BEGIN Records to process

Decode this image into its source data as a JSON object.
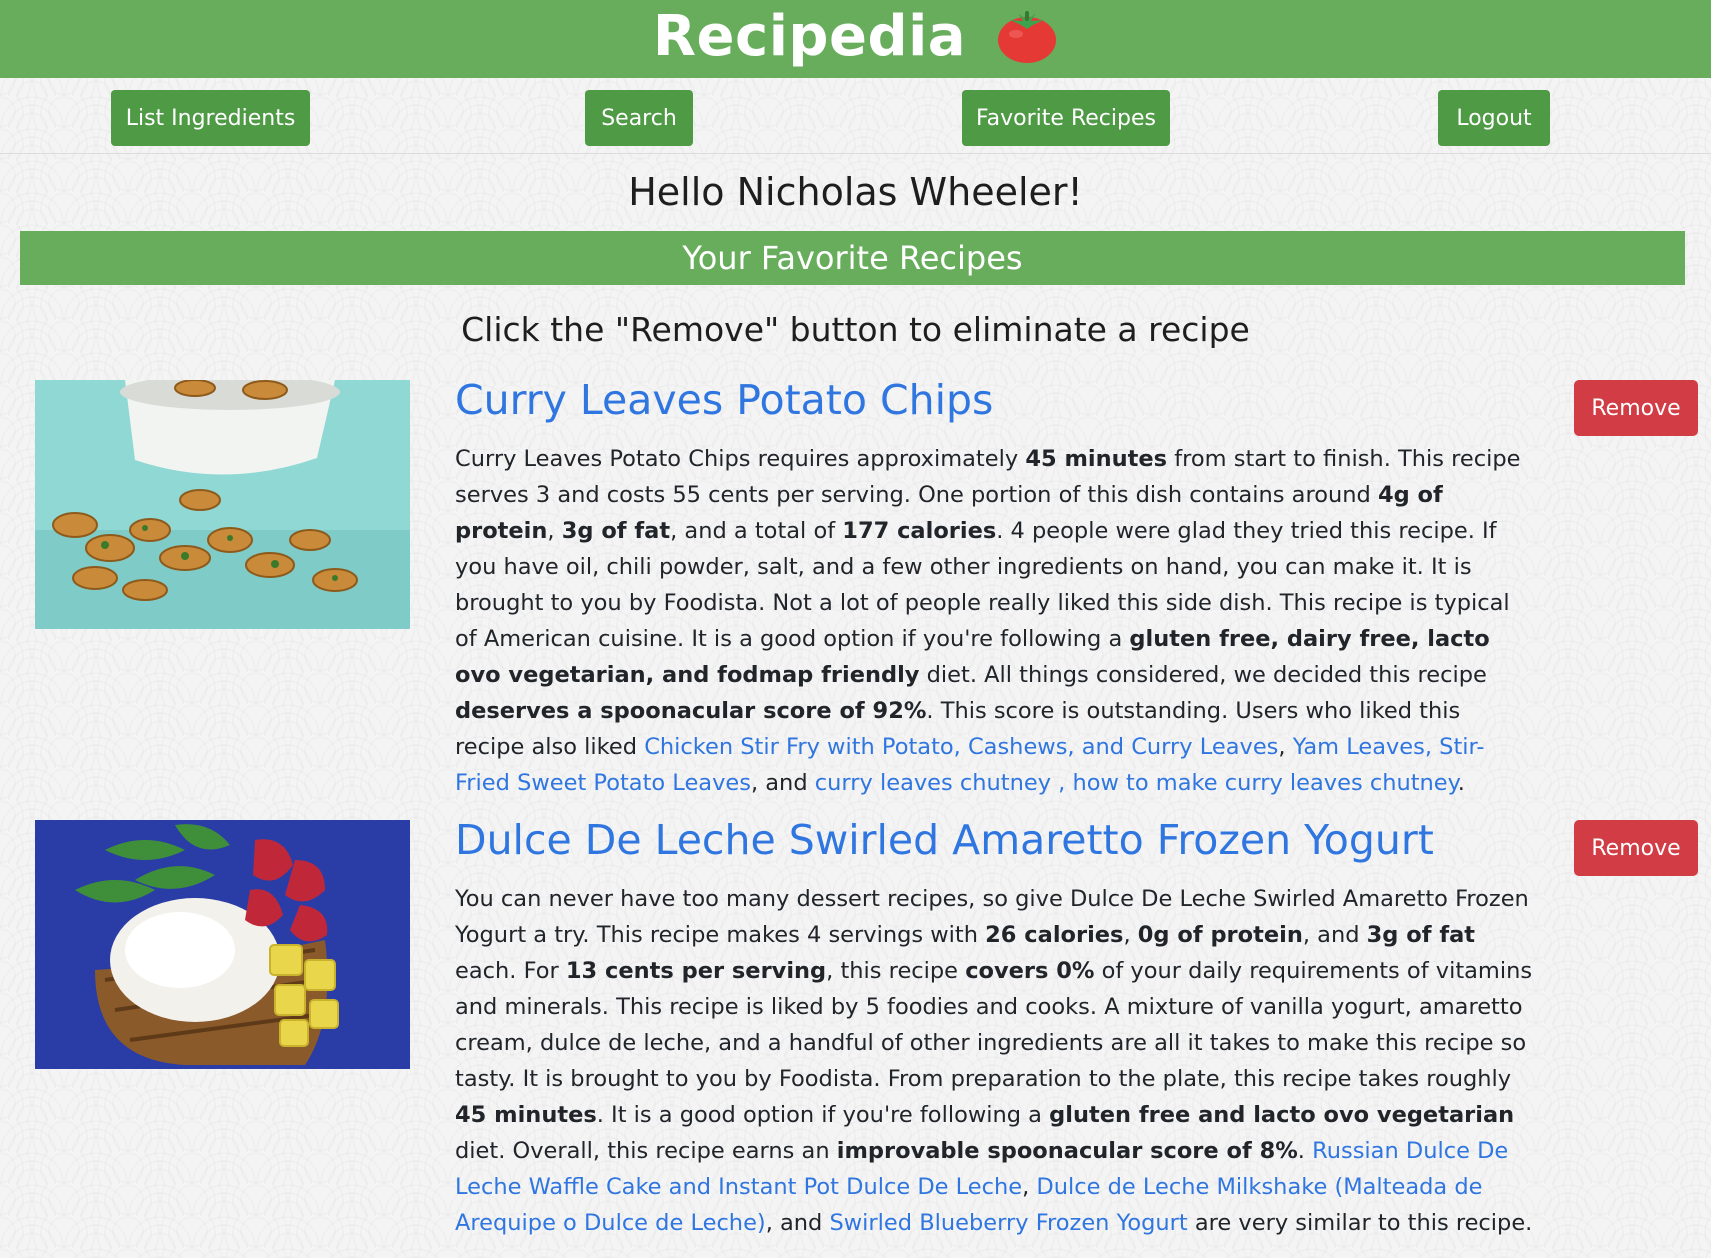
{
  "app": {
    "brand": "Recipedia",
    "brand_color": "#67ad5b",
    "logo_icon": "tomato-icon"
  },
  "nav": {
    "list_ingredients": "List Ingredients",
    "search": "Search",
    "favorite_recipes": "Favorite Recipes",
    "logout": "Logout"
  },
  "greeting": "Hello Nicholas Wheeler!",
  "section_title": "Your Favorite Recipes",
  "instruction": "Click the \"Remove\" button to eliminate a recipe",
  "remove_label": "Remove",
  "recipes": [
    {
      "title": "Curry Leaves Potato Chips",
      "image": "potato-chips-photo",
      "parts": [
        [
          "t",
          "Curry Leaves Potato Chips requires approximately "
        ],
        [
          "b",
          "45 minutes"
        ],
        [
          "t",
          " from start to finish. This recipe serves 3 and costs 55 cents per serving. One portion of this dish contains around "
        ],
        [
          "b",
          "4g of protein"
        ],
        [
          "t",
          ", "
        ],
        [
          "b",
          "3g of fat"
        ],
        [
          "t",
          ", and a total of "
        ],
        [
          "b",
          "177 calories"
        ],
        [
          "t",
          ". 4 people were glad they tried this recipe. If you have oil, chili powder, salt, and a few other ingredients on hand, you can make it. It is brought to you by Foodista. Not a lot of people really liked this side dish. This recipe is typical of American cuisine. It is a good option if you're following a "
        ],
        [
          "b",
          "gluten free, dairy free, lacto ovo vegetarian, and fodmap friendly"
        ],
        [
          "t",
          " diet. All things considered, we decided this recipe "
        ],
        [
          "b",
          "deserves a spoonacular score of 92%"
        ],
        [
          "t",
          ". This score is outstanding. Users who liked this recipe also liked "
        ],
        [
          "a",
          "Chicken Stir Fry with Potato, Cashews, and Curry Leaves"
        ],
        [
          "t",
          ", "
        ],
        [
          "a",
          "Yam Leaves, Stir-Fried Sweet Potato Leaves"
        ],
        [
          "t",
          ", and "
        ],
        [
          "a",
          "curry leaves chutney , how to make curry leaves chutney"
        ],
        [
          "t",
          "."
        ]
      ]
    },
    {
      "title": "Dulce De Leche Swirled Amaretto Frozen Yogurt",
      "image": "frozen-yogurt-photo",
      "parts": [
        [
          "t",
          "You can never have too many dessert recipes, so give Dulce De Leche Swirled Amaretto Frozen Yogurt a try. This recipe makes 4 servings with "
        ],
        [
          "b",
          "26 calories"
        ],
        [
          "t",
          ", "
        ],
        [
          "b",
          "0g of protein"
        ],
        [
          "t",
          ", and "
        ],
        [
          "b",
          "3g of fat"
        ],
        [
          "t",
          " each. For "
        ],
        [
          "b",
          "13 cents per serving"
        ],
        [
          "t",
          ", this recipe "
        ],
        [
          "b",
          "covers 0%"
        ],
        [
          "t",
          " of your daily requirements of vitamins and minerals. This recipe is liked by 5 foodies and cooks. A mixture of vanilla yogurt, amaretto cream, dulce de leche, and a handful of other ingredients are all it takes to make this recipe so tasty. It is brought to you by Foodista. From preparation to the plate, this recipe takes roughly "
        ],
        [
          "b",
          "45 minutes"
        ],
        [
          "t",
          ". It is a good option if you're following a "
        ],
        [
          "b",
          "gluten free and lacto ovo vegetarian"
        ],
        [
          "t",
          " diet. Overall, this recipe earns an "
        ],
        [
          "b",
          "improvable spoonacular score of 8%"
        ],
        [
          "t",
          ". "
        ],
        [
          "a",
          "Russian Dulce De Leche Waffle Cake and Instant Pot Dulce De Leche"
        ],
        [
          "t",
          ", "
        ],
        [
          "a",
          "Dulce de Leche Milkshake (Malteada de Arequipe o Dulce de Leche)"
        ],
        [
          "t",
          ", and "
        ],
        [
          "a",
          "Swirled Blueberry Frozen Yogurt"
        ],
        [
          "t",
          " are very similar to this recipe."
        ]
      ]
    }
  ]
}
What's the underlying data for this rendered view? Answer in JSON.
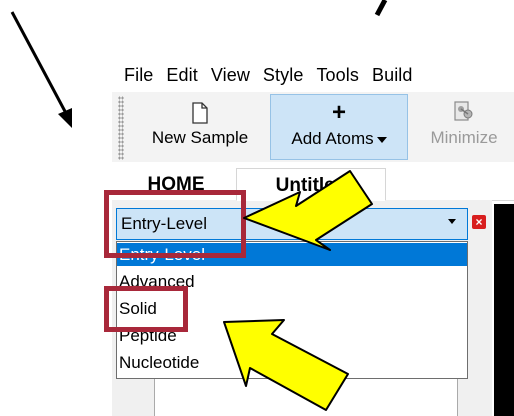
{
  "menu": [
    "File",
    "Edit",
    "View",
    "Style",
    "Tools",
    "Build"
  ],
  "toolbar": {
    "new_sample": "New Sample",
    "add_atoms": "Add Atoms",
    "minimize": "Minimize"
  },
  "tabs": [
    {
      "label": "HOME"
    },
    {
      "label": "Untitled"
    }
  ],
  "combo": {
    "value": "Entry-Level"
  },
  "dropdown": {
    "options": [
      "Entry-Level",
      "Advanced",
      "Solid",
      "Peptide",
      "Nucleotide"
    ],
    "selected_index": 0
  },
  "colors": {
    "highlight_border": "#a8283a",
    "annotation_arrow": "#ffff00",
    "selection": "#0078d7",
    "combo_bg": "#cce4f7",
    "close_button": "#d81e1e"
  },
  "icons": [
    "document-icon",
    "plus-icon",
    "minimize-molecule-icon",
    "chevron-down-icon",
    "close-icon"
  ]
}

END Records to process

### Task prompt
The records must appear again word for word, though none of their pictures should.

### Exercise result
Decode this image into its source data as a JSON object.
{
  "app": {
    "brand": "Recipedia",
    "brand_color": "#67ad5b",
    "logo_icon": "tomato-icon"
  },
  "nav": {
    "list_ingredients": "List Ingredients",
    "search": "Search",
    "favorite_recipes": "Favorite Recipes",
    "logout": "Logout"
  },
  "greeting": "Hello Nicholas Wheeler!",
  "section_title": "Your Favorite Recipes",
  "instruction": "Click the \"Remove\" button to eliminate a recipe",
  "remove_label": "Remove",
  "recipes": [
    {
      "title": "Curry Leaves Potato Chips",
      "image": "potato-chips-photo",
      "parts": [
        [
          "t",
          "Curry Leaves Potato Chips requires approximately "
        ],
        [
          "b",
          "45 minutes"
        ],
        [
          "t",
          " from start to finish. This recipe serves 3 and costs 55 cents per serving. One portion of this dish contains around "
        ],
        [
          "b",
          "4g of protein"
        ],
        [
          "t",
          ", "
        ],
        [
          "b",
          "3g of fat"
        ],
        [
          "t",
          ", and a total of "
        ],
        [
          "b",
          "177 calories"
        ],
        [
          "t",
          ". 4 people were glad they tried this recipe. If you have oil, chili powder, salt, and a few other ingredients on hand, you can make it. It is brought to you by Foodista. Not a lot of people really liked this side dish. This recipe is typical of American cuisine. It is a good option if you're following a "
        ],
        [
          "b",
          "gluten free, dairy free, lacto ovo vegetarian, and fodmap friendly"
        ],
        [
          "t",
          " diet. All things considered, we decided this recipe "
        ],
        [
          "b",
          "deserves a spoonacular score of 92%"
        ],
        [
          "t",
          ". This score is outstanding. Users who liked this recipe also liked "
        ],
        [
          "a",
          "Chicken Stir Fry with Potato, Cashews, and Curry Leaves"
        ],
        [
          "t",
          ", "
        ],
        [
          "a",
          "Yam Leaves, Stir-Fried Sweet Potato Leaves"
        ],
        [
          "t",
          ", and "
        ],
        [
          "a",
          "curry leaves chutney , how to make curry leaves chutney"
        ],
        [
          "t",
          "."
        ]
      ]
    },
    {
      "title": "Dulce De Leche Swirled Amaretto Frozen Yogurt",
      "image": "frozen-yogurt-photo",
      "parts": [
        [
          "t",
          "You can never have too many dessert recipes, so give Dulce De Leche Swirled Amaretto Frozen Yogurt a try. This recipe makes 4 servings with "
        ],
        [
          "b",
          "26 calories"
        ],
        [
          "t",
          ", "
        ],
        [
          "b",
          "0g of protein"
        ],
        [
          "t",
          ", and "
        ],
        [
          "b",
          "3g of fat"
        ],
        [
          "t",
          " each. For "
        ],
        [
          "b",
          "13 cents per serving"
        ],
        [
          "t",
          ", this recipe "
        ],
        [
          "b",
          "covers 0%"
        ],
        [
          "t",
          " of your daily requirements of vitamins and minerals. This recipe is liked by 5 foodies and cooks. A mixture of vanilla yogurt, amaretto cream, dulce de leche, and a handful of other ingredients are all it takes to make this recipe so tasty. It is brought to you by Foodista. From preparation to the plate, this recipe takes roughly "
        ],
        [
          "b",
          "45 minutes"
        ],
        [
          "t",
          ". It is a good option if you're following a "
        ],
        [
          "b",
          "gluten free and lacto ovo vegetarian"
        ],
        [
          "t",
          " diet. Overall, this recipe earns an "
        ],
        [
          "b",
          "improvable spoonacular score of 8%"
        ],
        [
          "t",
          ". "
        ],
        [
          "a",
          "Russian Dulce De Leche Waffle Cake and Instant Pot Dulce De Leche"
        ],
        [
          "t",
          ", "
        ],
        [
          "a",
          "Dulce de Leche Milkshake (Malteada de Arequipe o Dulce de Leche)"
        ],
        [
          "t",
          ", and "
        ],
        [
          "a",
          "Swirled Blueberry Frozen Yogurt"
        ],
        [
          "t",
          " are very similar to this recipe."
        ]
      ]
    }
  ]
}
What's the underlying data for this rendered view? Answer in JSON.
{
  "menu": [
    "File",
    "Edit",
    "View",
    "Style",
    "Tools",
    "Build"
  ],
  "toolbar": {
    "new_sample": "New Sample",
    "add_atoms": "Add Atoms",
    "minimize": "Minimize"
  },
  "tabs": [
    {
      "label": "HOME"
    },
    {
      "label": "Untitled"
    }
  ],
  "combo": {
    "value": "Entry-Level"
  },
  "dropdown": {
    "options": [
      "Entry-Level",
      "Advanced",
      "Solid",
      "Peptide",
      "Nucleotide"
    ],
    "selected_index": 0
  },
  "colors": {
    "highlight_border": "#a8283a",
    "annotation_arrow": "#ffff00",
    "selection": "#0078d7",
    "combo_bg": "#cce4f7",
    "close_button": "#d81e1e"
  },
  "icons": [
    "document-icon",
    "plus-icon",
    "minimize-molecule-icon",
    "chevron-down-icon",
    "close-icon"
  ]
}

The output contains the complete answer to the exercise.